REQUEST: Reproduce all of the data word for word.

GIVEN RECORDS:
--- START ---
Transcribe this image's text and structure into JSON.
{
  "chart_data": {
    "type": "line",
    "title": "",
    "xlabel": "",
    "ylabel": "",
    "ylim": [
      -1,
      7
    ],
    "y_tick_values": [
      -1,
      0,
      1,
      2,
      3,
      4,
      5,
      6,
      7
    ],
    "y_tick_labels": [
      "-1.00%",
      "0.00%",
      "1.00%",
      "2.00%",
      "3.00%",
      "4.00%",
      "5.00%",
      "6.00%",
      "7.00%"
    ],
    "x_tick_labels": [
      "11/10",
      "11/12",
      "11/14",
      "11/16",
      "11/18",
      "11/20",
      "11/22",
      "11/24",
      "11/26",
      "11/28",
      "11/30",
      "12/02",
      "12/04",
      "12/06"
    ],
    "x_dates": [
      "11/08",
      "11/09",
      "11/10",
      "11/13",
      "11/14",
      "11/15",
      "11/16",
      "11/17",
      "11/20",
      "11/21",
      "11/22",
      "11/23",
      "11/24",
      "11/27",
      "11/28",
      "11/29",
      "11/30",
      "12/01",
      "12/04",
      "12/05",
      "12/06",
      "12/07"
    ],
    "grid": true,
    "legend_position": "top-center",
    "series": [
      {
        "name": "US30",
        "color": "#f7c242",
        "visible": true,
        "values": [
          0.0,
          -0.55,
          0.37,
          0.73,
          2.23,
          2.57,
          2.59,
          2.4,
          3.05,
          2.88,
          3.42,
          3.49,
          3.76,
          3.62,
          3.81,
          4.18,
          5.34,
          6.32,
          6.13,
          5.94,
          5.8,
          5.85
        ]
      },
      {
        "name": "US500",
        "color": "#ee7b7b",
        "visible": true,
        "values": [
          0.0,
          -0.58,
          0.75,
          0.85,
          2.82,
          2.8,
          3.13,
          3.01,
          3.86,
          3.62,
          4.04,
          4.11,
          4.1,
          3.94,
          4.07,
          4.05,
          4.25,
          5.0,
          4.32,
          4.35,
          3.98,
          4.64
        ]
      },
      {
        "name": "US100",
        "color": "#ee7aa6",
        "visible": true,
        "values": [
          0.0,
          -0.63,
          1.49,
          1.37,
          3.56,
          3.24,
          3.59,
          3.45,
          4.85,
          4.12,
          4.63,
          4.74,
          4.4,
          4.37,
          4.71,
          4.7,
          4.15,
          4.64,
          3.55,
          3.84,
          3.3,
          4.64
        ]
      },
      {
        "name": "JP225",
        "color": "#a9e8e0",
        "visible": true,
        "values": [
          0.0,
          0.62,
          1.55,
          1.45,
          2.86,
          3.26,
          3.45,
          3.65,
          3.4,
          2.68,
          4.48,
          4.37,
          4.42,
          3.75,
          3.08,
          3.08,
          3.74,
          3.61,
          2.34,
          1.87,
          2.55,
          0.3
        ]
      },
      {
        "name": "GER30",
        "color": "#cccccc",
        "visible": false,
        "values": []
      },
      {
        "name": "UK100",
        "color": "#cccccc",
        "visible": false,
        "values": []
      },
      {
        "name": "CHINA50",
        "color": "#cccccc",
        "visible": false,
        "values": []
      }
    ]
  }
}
--- END ---
TASK ANSWER:
Transcribe this image's text and structure into JSON.
{
  "chart_data": {
    "type": "line",
    "title": "",
    "xlabel": "",
    "ylabel": "",
    "ylim": [
      -1,
      7
    ],
    "y_tick_values": [
      -1,
      0,
      1,
      2,
      3,
      4,
      5,
      6,
      7
    ],
    "y_tick_labels": [
      "-1.00%",
      "0.00%",
      "1.00%",
      "2.00%",
      "3.00%",
      "4.00%",
      "5.00%",
      "6.00%",
      "7.00%"
    ],
    "x_tick_labels": [
      "11/10",
      "11/12",
      "11/14",
      "11/16",
      "11/18",
      "11/20",
      "11/22",
      "11/24",
      "11/26",
      "11/28",
      "11/30",
      "12/02",
      "12/04",
      "12/06"
    ],
    "x_dates": [
      "11/08",
      "11/09",
      "11/10",
      "11/13",
      "11/14",
      "11/15",
      "11/16",
      "11/17",
      "11/20",
      "11/21",
      "11/22",
      "11/23",
      "11/24",
      "11/27",
      "11/28",
      "11/29",
      "11/30",
      "12/01",
      "12/04",
      "12/05",
      "12/06",
      "12/07"
    ],
    "grid": true,
    "legend_position": "top-center",
    "series": [
      {
        "name": "US30",
        "color": "#f7c242",
        "visible": true,
        "values": [
          0.0,
          -0.55,
          0.37,
          0.73,
          2.23,
          2.57,
          2.59,
          2.4,
          3.05,
          2.88,
          3.42,
          3.49,
          3.76,
          3.62,
          3.81,
          4.18,
          5.34,
          6.32,
          6.13,
          5.94,
          5.8,
          5.85
        ]
      },
      {
        "name": "US500",
        "color": "#ee7b7b",
        "visible": true,
        "values": [
          0.0,
          -0.58,
          0.75,
          0.85,
          2.82,
          2.8,
          3.13,
          3.01,
          3.86,
          3.62,
          4.04,
          4.11,
          4.1,
          3.94,
          4.07,
          4.05,
          4.25,
          5.0,
          4.32,
          4.35,
          3.98,
          4.64
        ]
      },
      {
        "name": "US100",
        "color": "#ee7aa6",
        "visible": true,
        "values": [
          0.0,
          -0.63,
          1.49,
          1.37,
          3.56,
          3.24,
          3.59,
          3.45,
          4.85,
          4.12,
          4.63,
          4.74,
          4.4,
          4.37,
          4.71,
          4.7,
          4.15,
          4.64,
          3.55,
          3.84,
          3.3,
          4.64
        ]
      },
      {
        "name": "JP225",
        "color": "#a9e8e0",
        "visible": true,
        "values": [
          0.0,
          0.62,
          1.55,
          1.45,
          2.86,
          3.26,
          3.45,
          3.65,
          3.4,
          2.68,
          4.48,
          4.37,
          4.42,
          3.75,
          3.08,
          3.08,
          3.74,
          3.61,
          2.34,
          1.87,
          2.55,
          0.3
        ]
      },
      {
        "name": "GER30",
        "color": "#cccccc",
        "visible": false,
        "values": []
      },
      {
        "name": "UK100",
        "color": "#cccccc",
        "visible": false,
        "values": []
      },
      {
        "name": "CHINA50",
        "color": "#cccccc",
        "visible": false,
        "values": []
      }
    ]
  }
}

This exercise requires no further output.